## SOURCE TEXT:
>>>

The industry is neither vertically nor horizontally integrated in the manner of the major Hollywood studios or multinational entertainment conglomerates. ‘Studios’ within the Indian context are merely shooting spaces and not production and distribution concerns. Though there has been a move toward integration and points of convergence . . . these instances are not systemic and do not preclude others from entering the business. Essentially, the ‘industry’ is a very diffuse and chaotic place where anyone with large sums of money and the right contacts can make a film. Although both the Western and the Indian press use the metaphors of factories and assembly-line production to characterize the Bombay film industry, i.e., ‘Bombay’s dream factories churn out hundreds of films a year,’ in reality the industry is extremely decentralized and flexible and a more apt comparison would be to a start-up company financed with venture capital. Each Hindi film is made by a team of people who operate as independent contractors or freelancers and work together on a particular project rather than being permanent employees of a particular production company. Films are often financed simply on the basis of a star-cast, the germ of a story idea and a director’s reputation. . . . Power resides in the stars, directors, and producers. The industry contains very few non-value-added people such as executives, lawyers, agents, professional managers, i.e., the ‘suits,’ who do not contribute to the actual filmmaking process. There are also no intermediaries such as casting agents, talent scouts, or agencies like ICA and William Morris.

In the absence of lawyers, Ganti notes (and Suketa Mehta corroborates much of this in his book Maximum City, which is also largely based on personal experience with prominent figures in the industry), large deals are often sealed on the basis of verbal agreements between trusted partners. The informal nature of the system also makes it a convenient haven for ‘black money’ –- cash investments by gangsters, who need to hide their earnings from tax collectors.

<<<

## OBJECTIVE A:
Convert part of the entries into a Markdown table with the columns Row and Entry line, giving each line a row number and omitting any blank lines. Begin at the line in the entries that contains "x-tick-label: 2010 xyxy=(1038,323,1089,349)" and stop after the line that contains "data-source-label: Data: GCP".

(Records of where elements appear)

>>>

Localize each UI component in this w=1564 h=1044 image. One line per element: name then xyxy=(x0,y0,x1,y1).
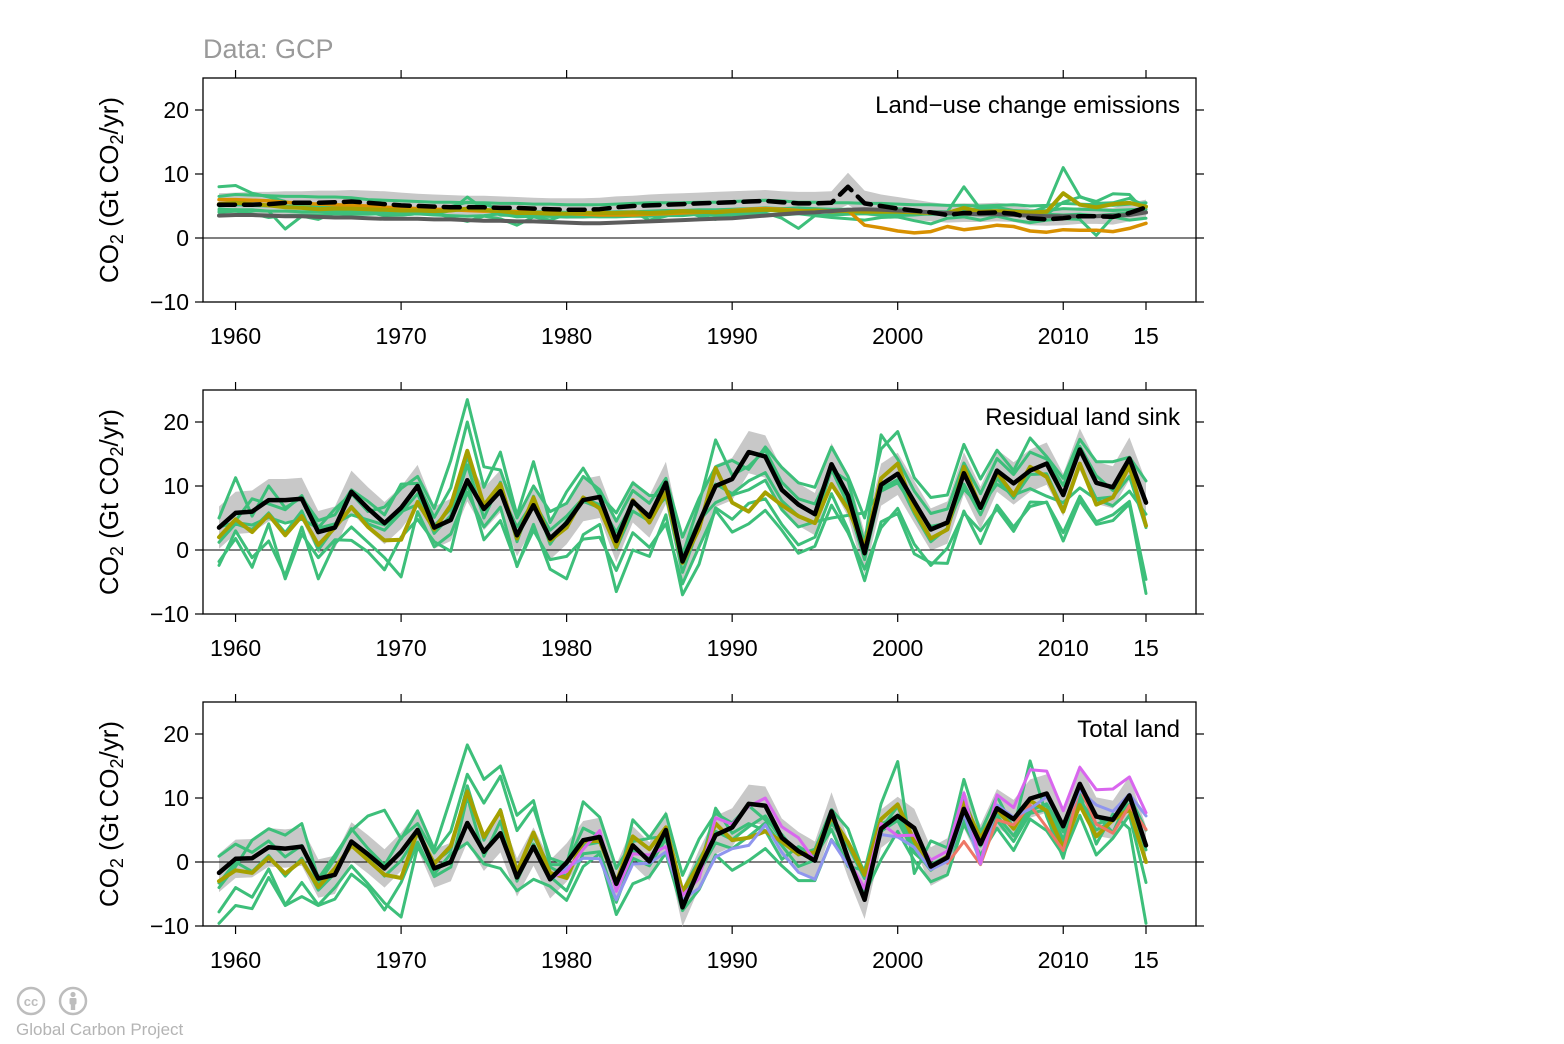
x-tick-label: 2010 xyxy=(1038,323,1089,349)
x-tick-label: 2000 xyxy=(872,323,923,349)
y-tick-label: −10 xyxy=(150,289,189,315)
creative-commons-icon: cc xyxy=(16,986,46,1016)
plot-frame xyxy=(202,77,1197,303)
x-tick-label: 15 xyxy=(1133,323,1159,349)
data-source-label: Data: GCP xyxy=(203,34,334,64)
panel-residual-land-sink: −10 0 10 20 1960 1970 1980 1990 2000 2010 15 Residu… xyxy=(94,382,1204,661)
license-footer: cc Global Carbon Project xyxy=(16,986,236,1042)
panel-title-residual: Residual land sink xyxy=(985,404,1181,431)
x-tick-label: 1980 xyxy=(541,635,592,661)
plot-frame xyxy=(202,701,1197,927)
model-series-line-1 xyxy=(217,398,1148,539)
x-tick-label: 1990 xyxy=(707,323,758,349)
plot-frame xyxy=(202,389,1197,615)
x-tick-label: 1980 xyxy=(541,323,592,349)
x-tick-label: 1960 xyxy=(210,323,261,349)
y-tick-label: 20 xyxy=(163,97,189,123)
y-tick-label: 0 xyxy=(176,225,189,251)
x-tick-label: 1970 xyxy=(376,635,427,661)
panel-total-land: −10 0 10 20 1960 1970 1980 1990 2000 2010 15 Total … xyxy=(94,694,1204,973)
x-tick-label: 1990 xyxy=(707,635,758,661)
x-tick-label: 1970 xyxy=(376,323,427,349)
y-tick-label: −10 xyxy=(150,913,189,939)
x-tick-label: 1990 xyxy=(707,947,758,973)
y-tick-label: 0 xyxy=(176,849,189,875)
gcp-series-line xyxy=(216,781,1149,910)
x-tick-label: 1980 xyxy=(541,947,592,973)
x-tick-label: 2000 xyxy=(872,635,923,661)
x-tick-label: 15 xyxy=(1133,947,1159,973)
panel-title-land-use: Land−use change emissions xyxy=(875,92,1180,119)
x-tick-label: 1970 xyxy=(376,947,427,973)
y-tick-label: 10 xyxy=(163,785,189,811)
x-tick-label: 15 xyxy=(1133,635,1159,661)
y-tick-label: −10 xyxy=(150,601,189,627)
x-tick-label: 2010 xyxy=(1038,635,1089,661)
credit-text: Global Carbon Project xyxy=(16,1020,184,1039)
gcp-series-line xyxy=(216,447,1149,564)
x-tick-label: 2000 xyxy=(872,947,923,973)
y-tick-label: 20 xyxy=(163,409,189,435)
svg-text:cc: cc xyxy=(24,994,38,1009)
panel-title-total: Total land xyxy=(1077,716,1180,743)
y-axis-label: CO2 (Gt CO2/yr) xyxy=(94,721,127,907)
panel-land-use-change: −10 0 10 20 1960 1970 1980 1990 2000 2010 15 Land−u… xyxy=(94,70,1204,349)
attribution-person-icon xyxy=(58,986,88,1016)
y-tick-label: 10 xyxy=(163,161,189,187)
y-tick-label: 20 xyxy=(163,721,189,747)
x-tick-label: 1960 xyxy=(210,635,261,661)
model-series-line-5 xyxy=(217,481,1148,586)
y-tick-label: 10 xyxy=(163,473,189,499)
gcp-series-line xyxy=(216,184,1149,222)
x-tick-label: 2010 xyxy=(1038,947,1089,973)
y-tick-label: 0 xyxy=(176,537,189,563)
y-axis-label: CO2 (Gt CO2/yr) xyxy=(94,409,127,595)
y-axis-label: CO2 (Gt CO2/yr) xyxy=(94,97,127,283)
x-tick-label: 1960 xyxy=(210,947,261,973)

<<<

## OBJECTIVE B:
Reproduce the passage on the Bombay film industry in full, word for word.

## FULL SOLUTION A:
| Row | Entry line |
|---|---|
| 1 | x-tick-label: 2010 xyxy=(1038,323,1089,349) |
| 2 | x-tick-label: 2000 xyxy=(872,323,923,349) |
| 3 | y-tick-label: −10 xyxy=(150,289,189,315) |
| 4 | creative-commons-icon: cc xyxy=(16,986,46,1016) |
| 5 | plot-frame xyxy=(202,77,1197,303) |
| 6 | x-tick-label: 15 xyxy=(1133,323,1159,349) |
| 7 | data-source-label: Data: GCP xyxy=(203,34,334,64) |

## FULL SOLUTION B:
The industry is neither vertically nor horizontally integrated in the manner of the major Hollywood studios or multinational entertainment conglomerates. ‘Studios’ within the Indian context are merely shooting spaces and not production and distribution concerns. Though there has been a move toward integration and points of convergence . . . these instances are not systemic and do not preclude others from entering the business. Essentially, the ‘industry’ is a very diffuse and chaotic place where anyone with large sums of money and the right contacts can make a film. Although both the Western and the Indian press use the metaphors of factories and assembly-line production to characterize the Bombay film industry, i.e., ‘Bombay’s dream factories churn out hundreds of films a year,’ in reality the industry is extremely decentralized and flexible and a more apt comparison would be to a start-up company financed with venture capital. Each Hindi film is made by a team of people who operate as independent contractors or freelancers and work together on a particular project rather than being permanent employees of a particular production company. Films are often financed simply on the basis of a star-cast, the germ of a story idea and a director’s reputation. . . . Power resides in the stars, directors, and producers. The industry contains very few non-value-added people such as executives, lawyers, agents, professional managers, i.e., the ‘suits,’ who do not contribute to the actual filmmaking process. There are also no intermediaries such as casting agents, talent scouts, or agencies like ICA and William Morris.

In the absence of lawyers, Ganti notes (and Suketa Mehta corroborates much of this in his book Maximum City, which is also largely based on personal experience with prominent figures in the industry), large deals are often sealed on the basis of verbal agreements between trusted partners. The informal nature of the system also makes it a convenient haven for ‘black money’ –- cash investments by gangsters, who need to hide their earnings from tax collectors.